**Stated task:** Gather every line of the entries that includes the word "معشر".
─── Material to process ───
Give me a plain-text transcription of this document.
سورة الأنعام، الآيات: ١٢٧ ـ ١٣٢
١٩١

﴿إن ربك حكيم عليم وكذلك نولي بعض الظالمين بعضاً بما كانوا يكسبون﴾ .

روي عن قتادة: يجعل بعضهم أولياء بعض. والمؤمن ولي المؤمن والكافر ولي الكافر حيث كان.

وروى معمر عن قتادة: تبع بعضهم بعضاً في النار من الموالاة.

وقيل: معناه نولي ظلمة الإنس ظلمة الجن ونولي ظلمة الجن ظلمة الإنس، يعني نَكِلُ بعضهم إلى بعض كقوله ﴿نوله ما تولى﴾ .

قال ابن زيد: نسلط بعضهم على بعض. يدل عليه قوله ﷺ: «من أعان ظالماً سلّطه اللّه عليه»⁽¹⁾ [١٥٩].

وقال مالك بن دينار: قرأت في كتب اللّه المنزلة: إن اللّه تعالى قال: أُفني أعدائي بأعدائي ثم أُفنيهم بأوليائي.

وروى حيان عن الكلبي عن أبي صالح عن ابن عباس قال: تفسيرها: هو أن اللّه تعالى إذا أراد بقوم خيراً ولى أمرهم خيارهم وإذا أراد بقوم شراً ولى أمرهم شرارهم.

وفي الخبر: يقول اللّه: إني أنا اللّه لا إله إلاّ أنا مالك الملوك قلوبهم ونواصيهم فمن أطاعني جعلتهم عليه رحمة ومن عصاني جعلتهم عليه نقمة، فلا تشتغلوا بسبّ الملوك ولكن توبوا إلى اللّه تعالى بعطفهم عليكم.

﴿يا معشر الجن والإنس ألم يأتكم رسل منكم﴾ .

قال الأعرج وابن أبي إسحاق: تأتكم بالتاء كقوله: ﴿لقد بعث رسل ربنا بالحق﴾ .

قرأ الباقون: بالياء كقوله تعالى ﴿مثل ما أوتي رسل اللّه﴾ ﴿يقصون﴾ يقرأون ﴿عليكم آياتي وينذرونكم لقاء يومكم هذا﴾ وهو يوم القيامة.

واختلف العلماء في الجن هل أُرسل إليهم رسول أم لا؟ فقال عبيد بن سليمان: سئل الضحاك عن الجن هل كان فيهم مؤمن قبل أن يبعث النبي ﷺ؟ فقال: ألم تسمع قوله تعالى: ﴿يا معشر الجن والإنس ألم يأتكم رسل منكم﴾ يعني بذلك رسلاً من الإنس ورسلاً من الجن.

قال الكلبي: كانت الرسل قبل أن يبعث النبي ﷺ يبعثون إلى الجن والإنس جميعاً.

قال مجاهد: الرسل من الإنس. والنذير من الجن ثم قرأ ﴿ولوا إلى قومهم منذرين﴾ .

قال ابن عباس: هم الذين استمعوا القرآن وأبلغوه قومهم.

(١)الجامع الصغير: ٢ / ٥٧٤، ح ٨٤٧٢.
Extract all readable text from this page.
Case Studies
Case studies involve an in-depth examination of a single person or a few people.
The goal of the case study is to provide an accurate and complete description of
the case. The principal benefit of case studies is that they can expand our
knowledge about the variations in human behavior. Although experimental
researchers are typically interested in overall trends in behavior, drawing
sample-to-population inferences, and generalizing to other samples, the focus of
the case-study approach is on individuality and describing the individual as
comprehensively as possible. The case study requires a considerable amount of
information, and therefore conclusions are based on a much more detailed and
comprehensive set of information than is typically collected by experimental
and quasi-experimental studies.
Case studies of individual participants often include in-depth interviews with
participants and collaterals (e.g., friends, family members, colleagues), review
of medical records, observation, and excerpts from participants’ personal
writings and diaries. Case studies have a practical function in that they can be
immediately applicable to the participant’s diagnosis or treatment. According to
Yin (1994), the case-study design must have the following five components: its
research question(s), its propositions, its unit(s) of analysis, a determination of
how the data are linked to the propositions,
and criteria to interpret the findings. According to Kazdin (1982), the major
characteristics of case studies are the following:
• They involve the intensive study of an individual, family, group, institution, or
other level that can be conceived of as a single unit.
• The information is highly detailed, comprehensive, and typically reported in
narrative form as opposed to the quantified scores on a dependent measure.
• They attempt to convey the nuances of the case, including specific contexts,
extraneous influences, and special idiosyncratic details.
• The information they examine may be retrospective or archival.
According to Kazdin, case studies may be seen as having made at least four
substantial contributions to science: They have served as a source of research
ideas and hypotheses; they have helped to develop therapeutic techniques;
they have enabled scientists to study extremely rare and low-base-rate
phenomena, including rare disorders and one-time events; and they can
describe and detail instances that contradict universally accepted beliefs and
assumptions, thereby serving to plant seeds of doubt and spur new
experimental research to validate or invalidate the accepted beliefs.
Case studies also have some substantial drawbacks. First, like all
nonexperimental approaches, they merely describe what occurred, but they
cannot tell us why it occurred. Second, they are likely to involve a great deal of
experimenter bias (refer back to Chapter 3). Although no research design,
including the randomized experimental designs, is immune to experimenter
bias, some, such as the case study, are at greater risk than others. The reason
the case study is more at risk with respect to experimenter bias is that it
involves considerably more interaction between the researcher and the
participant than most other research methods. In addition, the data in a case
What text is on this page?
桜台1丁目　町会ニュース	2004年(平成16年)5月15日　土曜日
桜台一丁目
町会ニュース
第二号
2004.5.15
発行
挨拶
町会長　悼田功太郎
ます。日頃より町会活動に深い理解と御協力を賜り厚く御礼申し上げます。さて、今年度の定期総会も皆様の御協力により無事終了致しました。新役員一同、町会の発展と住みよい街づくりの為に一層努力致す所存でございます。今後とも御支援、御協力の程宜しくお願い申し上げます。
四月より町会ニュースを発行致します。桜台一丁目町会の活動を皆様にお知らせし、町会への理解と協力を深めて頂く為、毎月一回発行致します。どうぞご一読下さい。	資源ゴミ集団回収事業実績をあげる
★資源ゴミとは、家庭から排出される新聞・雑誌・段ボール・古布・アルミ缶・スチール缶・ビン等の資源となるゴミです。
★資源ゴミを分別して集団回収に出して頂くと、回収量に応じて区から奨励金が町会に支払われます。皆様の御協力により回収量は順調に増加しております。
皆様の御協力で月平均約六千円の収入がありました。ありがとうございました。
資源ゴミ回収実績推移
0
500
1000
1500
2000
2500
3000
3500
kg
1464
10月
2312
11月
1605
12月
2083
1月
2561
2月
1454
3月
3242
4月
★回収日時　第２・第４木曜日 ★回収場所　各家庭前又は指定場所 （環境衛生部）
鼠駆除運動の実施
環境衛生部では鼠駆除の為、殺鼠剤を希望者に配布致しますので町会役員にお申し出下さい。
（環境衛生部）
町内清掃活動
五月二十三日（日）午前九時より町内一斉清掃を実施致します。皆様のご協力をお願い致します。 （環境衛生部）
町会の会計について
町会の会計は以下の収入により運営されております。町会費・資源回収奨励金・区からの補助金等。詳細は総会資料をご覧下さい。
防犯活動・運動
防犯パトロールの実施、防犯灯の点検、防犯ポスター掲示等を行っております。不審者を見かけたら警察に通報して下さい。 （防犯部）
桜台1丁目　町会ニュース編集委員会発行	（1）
───
**Finished exercise:**
﴿يا معشر الجن والإنس ألم يأتكم رسل منكم﴾ .
واختلف العلماء في الجن هل أُرسل إليهم رسول أم لا؟ فقال عبيد بن سليمان: سئل الضحاك عن الجن هل كان فيهم مؤمن قبل أن يبعث النبي ﷺ؟ فقال: ألم تسمع قوله تعالى: ﴿يا معشر الجن والإنس ألم يأتكم رسل منكم﴾ يعني بذلك رسلاً من الإنس ورسلاً من الجن.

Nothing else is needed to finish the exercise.